WRITTEN INSTRUCTION -> Answer with the number of lines in the listing below that contain the word "JSON", and nothing else.

RECORDS SHOWN ->
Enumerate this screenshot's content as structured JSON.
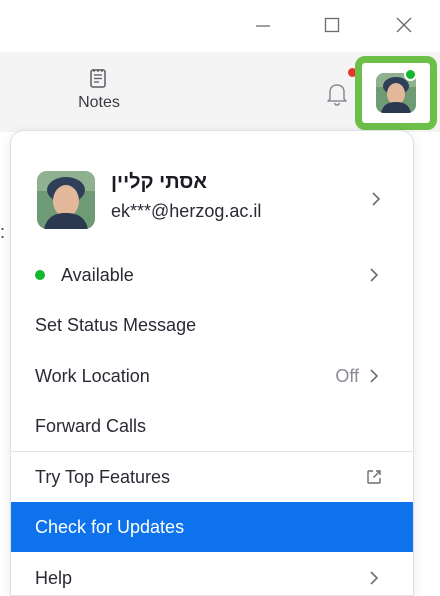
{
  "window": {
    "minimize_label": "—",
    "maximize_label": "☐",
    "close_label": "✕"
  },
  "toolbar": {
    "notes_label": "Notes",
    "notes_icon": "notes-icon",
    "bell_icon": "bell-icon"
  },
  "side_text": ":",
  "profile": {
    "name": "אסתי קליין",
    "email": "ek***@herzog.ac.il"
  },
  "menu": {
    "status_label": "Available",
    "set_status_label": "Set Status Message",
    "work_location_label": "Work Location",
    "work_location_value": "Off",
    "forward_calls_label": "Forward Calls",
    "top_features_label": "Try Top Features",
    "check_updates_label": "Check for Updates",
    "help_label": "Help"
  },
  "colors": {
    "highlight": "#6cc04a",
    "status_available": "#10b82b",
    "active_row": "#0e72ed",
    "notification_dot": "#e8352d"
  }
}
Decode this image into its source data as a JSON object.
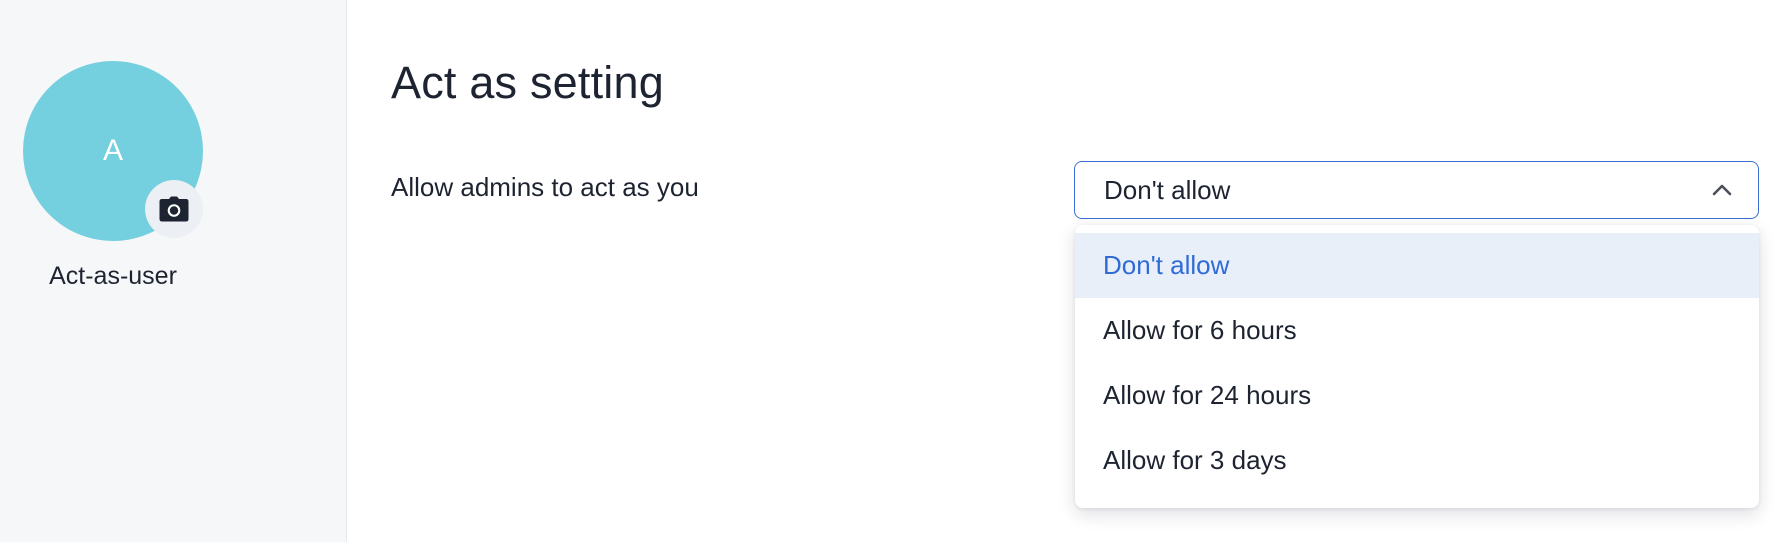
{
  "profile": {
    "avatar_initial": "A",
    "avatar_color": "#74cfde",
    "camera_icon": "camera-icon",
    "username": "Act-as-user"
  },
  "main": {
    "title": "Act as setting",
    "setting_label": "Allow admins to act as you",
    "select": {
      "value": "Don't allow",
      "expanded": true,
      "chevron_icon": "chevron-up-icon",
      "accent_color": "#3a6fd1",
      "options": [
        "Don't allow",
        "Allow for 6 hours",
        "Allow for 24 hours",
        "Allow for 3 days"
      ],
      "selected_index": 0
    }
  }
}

WRITTEN REPLY -> 2